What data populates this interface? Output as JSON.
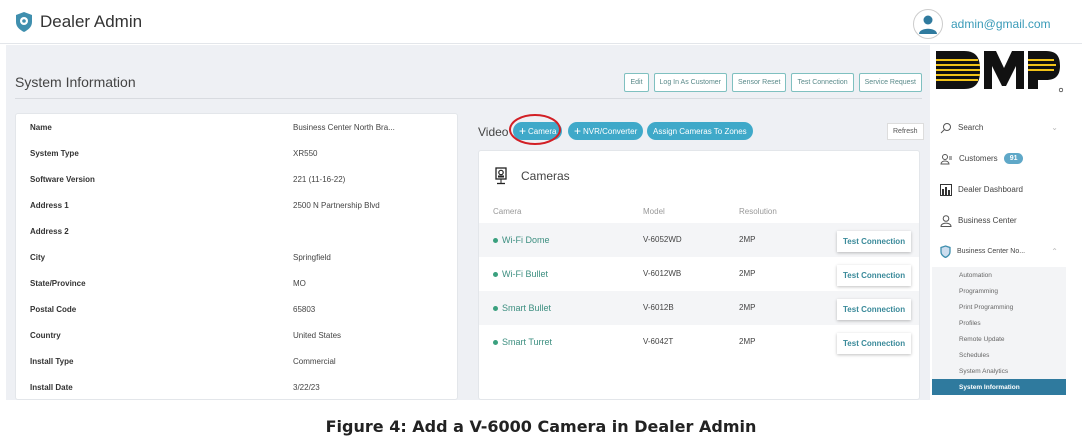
{
  "header": {
    "app_name": "Dealer Admin",
    "user_email": "admin@gmail.com"
  },
  "brand": {
    "logo_text": "DMP"
  },
  "page": {
    "title": "System Information",
    "actions": [
      "Edit",
      "Log In As Customer",
      "Sensor Reset",
      "Test Connection",
      "Service Request"
    ]
  },
  "system_info": [
    {
      "label": "Name",
      "value": "Business Center North Bra..."
    },
    {
      "label": "System Type",
      "value": "XR550"
    },
    {
      "label": "Software Version",
      "value": "221 (11-16-22)"
    },
    {
      "label": "Address 1",
      "value": "2500 N Partnership Blvd"
    },
    {
      "label": "Address 2",
      "value": ""
    },
    {
      "label": "City",
      "value": "Springfield"
    },
    {
      "label": "State/Province",
      "value": "MO"
    },
    {
      "label": "Postal Code",
      "value": "65803"
    },
    {
      "label": "Country",
      "value": "United States"
    },
    {
      "label": "Install Type",
      "value": "Commercial"
    },
    {
      "label": "Install Date",
      "value": "3/22/23"
    }
  ],
  "video": {
    "label": "Video",
    "add_camera": "Camera",
    "add_nvr": "NVR/Converter",
    "assign": "Assign Cameras To Zones",
    "refresh": "Refresh"
  },
  "cameras": {
    "title": "Cameras",
    "columns": [
      "Camera",
      "Model",
      "Resolution"
    ],
    "test_label": "Test Connection",
    "rows": [
      {
        "name": "Wi-Fi Dome",
        "model": "V-6052WD",
        "resolution": "2MP"
      },
      {
        "name": "Wi-Fi Bullet",
        "model": "V-6012WB",
        "resolution": "2MP"
      },
      {
        "name": "Smart Bullet",
        "model": "V-6012B",
        "resolution": "2MP"
      },
      {
        "name": "Smart Turret",
        "model": "V-6042T",
        "resolution": "2MP"
      }
    ]
  },
  "sidebar": {
    "search": "Search",
    "customers": "Customers",
    "customers_count": "91",
    "dashboard": "Dealer Dashboard",
    "business_center": "Business Center",
    "current_system": "Business Center No...",
    "sub_items": [
      "Automation",
      "Programming",
      "Print Programming",
      "Profiles",
      "Remote Update",
      "Schedules",
      "System Analytics",
      "System Information"
    ]
  },
  "caption": "Figure 4:  Add a V-6000 Camera in Dealer Admin",
  "colors": {
    "accent": "#3fa9c9",
    "active": "#2f7a9e",
    "highlight": "#d21f25"
  }
}
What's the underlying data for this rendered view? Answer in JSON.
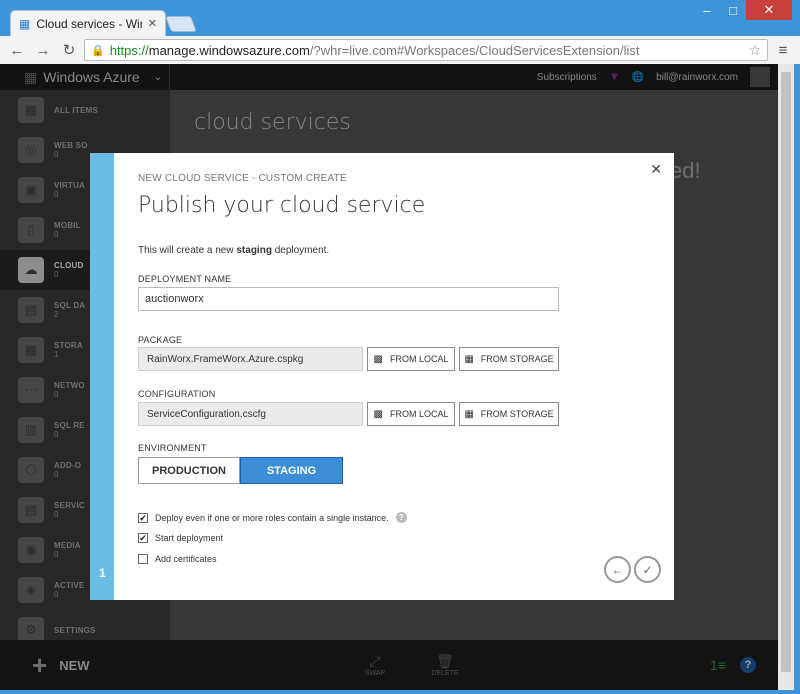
{
  "browser": {
    "tab_title": "Cloud services - Windows",
    "url_secure": "https://",
    "url_host": "manage.windowsazure.com",
    "url_path": "/?whr=live.com#Workspaces/CloudServicesExtension/list"
  },
  "portal": {
    "brand": "Windows Azure",
    "subscriptions": "Subscriptions",
    "user": "bill@rainworx.com",
    "content_title": "cloud services",
    "content_ghost": "ed!",
    "sidebar": [
      {
        "label": "ALL ITEMS",
        "count": ""
      },
      {
        "label": "WEB SO",
        "count": "0"
      },
      {
        "label": "VIRTUA",
        "count": "0"
      },
      {
        "label": "MOBIL",
        "count": "0"
      },
      {
        "label": "CLOUD",
        "count": "0"
      },
      {
        "label": "SQL DA",
        "count": "2"
      },
      {
        "label": "STORA",
        "count": "1"
      },
      {
        "label": "NETWO",
        "count": "0"
      },
      {
        "label": "SQL RE",
        "count": "0"
      },
      {
        "label": "ADD-O",
        "count": "0"
      },
      {
        "label": "SERVIC",
        "count": "0"
      },
      {
        "label": "MEDIA",
        "count": "0"
      },
      {
        "label": "ACTIVE",
        "count": "0"
      },
      {
        "label": "SETTINGS",
        "count": ""
      }
    ],
    "bottom": {
      "new_label": "NEW",
      "swap_label": "SWAP",
      "delete_label": "DELETE",
      "help": "?"
    }
  },
  "dialog": {
    "subtitle": "NEW CLOUD SERVICE - CUSTOM CREATE",
    "title": "Publish your cloud service",
    "info_pre": "This will create a new ",
    "info_bold": "staging",
    "info_post": " deployment.",
    "deployment_name_label": "DEPLOYMENT NAME",
    "deployment_name_value": "auctionworx",
    "package_label": "PACKAGE",
    "package_value": "RainWorx.FrameWorx.Azure.cspkg",
    "configuration_label": "CONFIGURATION",
    "configuration_value": "ServiceConfiguration.cscfg",
    "from_local": "FROM LOCAL",
    "from_storage": "FROM STORAGE",
    "environment_label": "ENVIRONMENT",
    "env_production": "PRODUCTION",
    "env_staging": "STAGING",
    "selected_environment": "STAGING",
    "checkboxes": [
      {
        "label": "Deploy even if one or more roles contain a single instance.",
        "checked": true
      },
      {
        "label": "Start deployment",
        "checked": true
      },
      {
        "label": "Add certificates",
        "checked": false
      }
    ],
    "step_number": "1"
  }
}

**Exercise objective**
From the listing, tally every line with the word "Test" in it and give only the tally.

**Response**
2